[Start RECORDS FOR THIS EXERCISE]
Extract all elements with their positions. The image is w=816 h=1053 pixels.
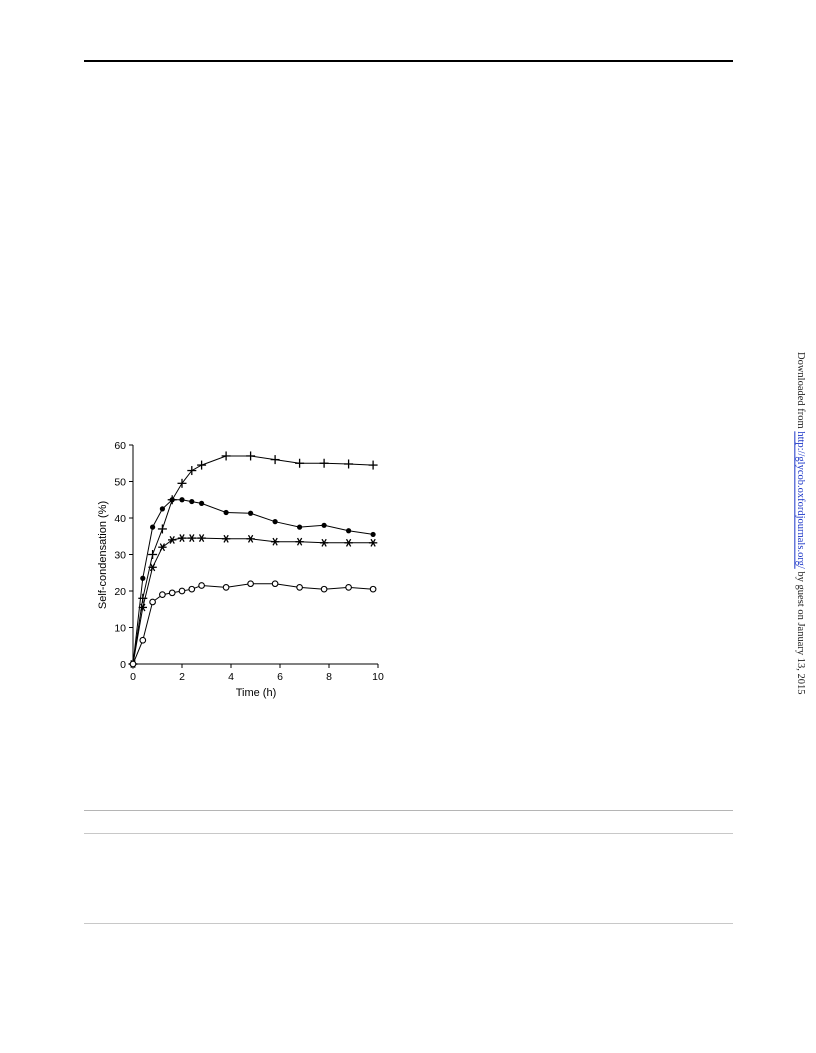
data-point	[157, 524, 167, 534]
data-point	[150, 524, 156, 530]
data-point	[370, 531, 376, 538]
data-point	[246, 451, 256, 461]
data-point	[168, 589, 176, 597]
data-point	[199, 500, 205, 506]
data-point	[139, 636, 147, 644]
series-line	[132, 455, 374, 665]
data-point	[344, 459, 354, 469]
data-point	[295, 458, 305, 468]
data-point	[368, 460, 378, 470]
series-plus	[128, 451, 378, 669]
data-point	[320, 585, 328, 593]
data-point	[140, 575, 146, 581]
data-point	[158, 543, 167, 552]
self-condensation-chart: 0 10 20 30 40 50 60 0 2 4 6 8 10 Time (h) Self-conde…	[97, 440, 384, 699]
series-open-circle	[129, 580, 377, 668]
divider-rule	[84, 810, 733, 811]
data-point	[271, 580, 279, 588]
y-tick-label: 40	[114, 513, 126, 525]
data-point	[148, 563, 157, 572]
data-point	[247, 580, 254, 588]
data-point	[272, 519, 278, 525]
data-point	[270, 537, 280, 546]
y-tick-label: 20	[114, 586, 126, 598]
download-notice: Downloaded from http://glycob.oxfordjour…	[790, 352, 810, 702]
data-point	[221, 451, 231, 461]
data-point	[198, 582, 205, 589]
data-point	[346, 528, 352, 534]
x-tick-label: 6	[277, 671, 283, 683]
data-point	[319, 538, 329, 547]
x-tick-label: 2	[179, 671, 185, 683]
divider-rule	[84, 923, 733, 924]
data-point	[197, 534, 206, 543]
data-point	[168, 535, 177, 544]
data-point	[296, 584, 303, 591]
series-asterisk	[128, 534, 378, 668]
divider-rule	[84, 833, 733, 834]
data-point	[221, 534, 231, 543]
y-tick-label: 60	[114, 440, 126, 452]
data-point	[344, 538, 353, 547]
data-point	[223, 509, 229, 516]
data-point	[248, 510, 254, 516]
chart-series	[128, 451, 378, 669]
x-tick-label: 8	[326, 671, 332, 683]
series-line	[132, 537, 374, 665]
data-point	[159, 591, 166, 598]
data-point	[369, 585, 377, 593]
x-tick-label: 10	[372, 671, 384, 683]
data-point	[189, 498, 195, 505]
data-point	[246, 534, 255, 543]
data-point	[159, 506, 165, 512]
data-point	[297, 524, 303, 530]
x-tick-label: 4	[228, 671, 234, 683]
x-axis-label: Time (h)	[236, 687, 277, 699]
data-point	[169, 497, 175, 503]
data-point	[197, 460, 207, 470]
series-line	[132, 583, 374, 665]
data-point	[187, 466, 197, 476]
data-point	[222, 584, 230, 591]
y-tick-label: 30	[114, 550, 126, 562]
x-tick-label: 0	[130, 671, 136, 683]
data-point	[177, 478, 187, 488]
y-tick-label: 50	[114, 477, 126, 489]
data-point	[270, 455, 280, 465]
data-point	[188, 585, 196, 593]
data-point	[321, 522, 327, 528]
data-point	[148, 550, 158, 559]
data-point	[149, 598, 156, 606]
data-point	[179, 497, 185, 503]
download-notice-prefix: Downloaded from	[795, 352, 806, 432]
y-tick-label: 10	[114, 623, 126, 635]
download-notice-suffix: by guest on January 13, 2015	[795, 568, 806, 695]
data-point	[368, 538, 378, 547]
data-point	[295, 537, 304, 546]
data-point	[177, 534, 187, 543]
data-point	[319, 458, 329, 468]
data-point	[138, 603, 147, 612]
data-point	[187, 534, 196, 543]
header-rule	[84, 60, 733, 62]
data-point	[178, 587, 186, 595]
data-point	[138, 593, 148, 603]
y-tick-label: 0	[120, 659, 126, 671]
download-link[interactable]: http://glycob.oxfordjournals.org/	[795, 431, 806, 569]
data-point	[129, 660, 137, 668]
y-axis-label: Self-condensation (%)	[97, 501, 109, 609]
chart-axes: 0 10 20 30 40 50 60 0 2 4 6 8 10	[114, 440, 384, 683]
data-point	[345, 584, 352, 591]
[End RECORDS FOR THIS EXERCISE]
= WHAT THE EXERCISE ASKS =
Could you give all of the lines above again, word for word, leaving the pictures out of your answer?

= SOLUTION =
Extract all elements with their positions. The image is w=816 h=1053 pixels.
data-point	[157, 524, 167, 534]
data-point	[150, 524, 156, 530]
data-point	[370, 531, 376, 538]
data-point	[246, 451, 256, 461]
data-point	[168, 589, 176, 597]
data-point	[199, 500, 205, 506]
data-point	[139, 636, 147, 644]
series-line	[132, 455, 374, 665]
data-point	[344, 459, 354, 469]
data-point	[295, 458, 305, 468]
data-point	[368, 460, 378, 470]
series-plus	[128, 451, 378, 669]
data-point	[320, 585, 328, 593]
data-point	[140, 575, 146, 581]
data-point	[158, 543, 167, 552]
self-condensation-chart: 0 10 20 30 40 50 60 0 2 4 6 8 10 Time (h) Self-conde…	[97, 440, 384, 699]
series-open-circle	[129, 580, 377, 668]
divider-rule	[84, 810, 733, 811]
data-point	[271, 580, 279, 588]
y-tick-label: 40	[114, 513, 126, 525]
data-point	[148, 563, 157, 572]
data-point	[247, 580, 254, 588]
data-point	[272, 519, 278, 525]
data-point	[270, 537, 280, 546]
y-tick-label: 20	[114, 586, 126, 598]
download-notice: Downloaded from http://glycob.oxfordjour…	[790, 352, 810, 702]
data-point	[221, 451, 231, 461]
data-point	[198, 582, 205, 589]
data-point	[346, 528, 352, 534]
x-tick-label: 6	[277, 671, 283, 683]
data-point	[319, 538, 329, 547]
x-tick-label: 2	[179, 671, 185, 683]
divider-rule	[84, 923, 733, 924]
data-point	[197, 534, 206, 543]
data-point	[168, 535, 177, 544]
data-point	[296, 584, 303, 591]
series-asterisk	[128, 534, 378, 668]
divider-rule	[84, 833, 733, 834]
data-point	[221, 534, 231, 543]
y-tick-label: 60	[114, 440, 126, 452]
data-point	[344, 538, 353, 547]
data-point	[223, 509, 229, 516]
data-point	[248, 510, 254, 516]
chart-series	[128, 451, 378, 669]
x-tick-label: 8	[326, 671, 332, 683]
series-line	[132, 537, 374, 665]
data-point	[159, 591, 166, 598]
data-point	[369, 585, 377, 593]
x-tick-label: 10	[372, 671, 384, 683]
data-point	[189, 498, 195, 505]
data-point	[246, 534, 255, 543]
data-point	[159, 506, 165, 512]
data-point	[297, 524, 303, 530]
x-tick-label: 4	[228, 671, 234, 683]
x-axis-label: Time (h)	[236, 687, 277, 699]
data-point	[169, 497, 175, 503]
data-point	[197, 460, 207, 470]
series-line	[132, 583, 374, 665]
data-point	[187, 466, 197, 476]
data-point	[222, 584, 230, 591]
y-tick-label: 30	[114, 550, 126, 562]
x-tick-label: 0	[130, 671, 136, 683]
data-point	[177, 478, 187, 488]
y-tick-label: 50	[114, 477, 126, 489]
data-point	[270, 455, 280, 465]
data-point	[188, 585, 196, 593]
data-point	[321, 522, 327, 528]
data-point	[148, 550, 158, 559]
data-point	[149, 598, 156, 606]
data-point	[179, 497, 185, 503]
download-notice-prefix: Downloaded from	[795, 352, 806, 432]
y-tick-label: 10	[114, 623, 126, 635]
download-notice-suffix: by guest on January 13, 2015	[795, 568, 806, 695]
data-point	[368, 538, 378, 547]
data-point	[295, 537, 304, 546]
data-point	[177, 534, 187, 543]
data-point	[319, 458, 329, 468]
data-point	[138, 603, 147, 612]
data-point	[187, 534, 196, 543]
header-rule	[84, 60, 733, 62]
data-point	[178, 587, 186, 595]
data-point	[138, 593, 148, 603]
y-tick-label: 0	[120, 659, 126, 671]
download-link[interactable]: http://glycob.oxfordjournals.org/	[795, 431, 806, 569]
data-point	[129, 660, 137, 668]
y-axis-label: Self-condensation (%)	[97, 501, 109, 609]
chart-axes: 0 10 20 30 40 50 60 0 2 4 6 8 10	[114, 440, 384, 683]
data-point	[345, 584, 352, 591]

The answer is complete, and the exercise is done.